[WHAT IS EXPECTED] Word for word, print each line of the listing below; pictures stay out.
## Start AVAILABLE DATA
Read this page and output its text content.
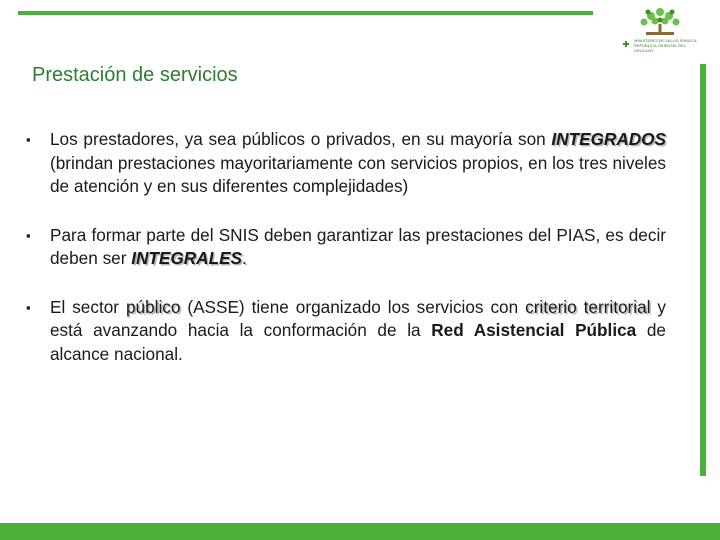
MINISTERIO DE SALUD PÚBLICA
REPÚBLICA ORIENTAL DEL URUGUAY
Prestación de servicios

▪ Los prestadores, ya sea públicos o privados, en su mayoría son INTEGRADOS (brindan prestaciones mayoritariamente con servicios propios, en los tres niveles de atención y en sus diferentes complejidades)

▪ Para formar parte del SNIS deben garantizar las prestaciones del PIAS, es decir deben ser INTEGRALES.

▪ El sector público (ASSE) tiene organizado los servicios con criterio territorial y está avanzando hacia la conformación de la Red Asistencial Pública de alcance nacional.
## End AVAILABLE DATA
[COMPLETE RESPONSE]
Read this page and output its text content.
MINISTERIO DE SALUD PÚBLICA
REPÚBLICA ORIENTAL DEL URUGUAY
Prestación de servicios

▪ Los prestadores, ya sea públicos o privados, en su mayoría son INTEGRADOS (brindan prestaciones mayoritariamente con servicios propios, en los tres niveles de atención y en sus diferentes complejidades)

▪ Para formar parte del SNIS deben garantizar las prestaciones del PIAS, es decir deben ser INTEGRALES.

▪ El sector público (ASSE) tiene organizado los servicios con criterio territorial y está avanzando hacia la conformación de la Red Asistencial Pública de alcance nacional.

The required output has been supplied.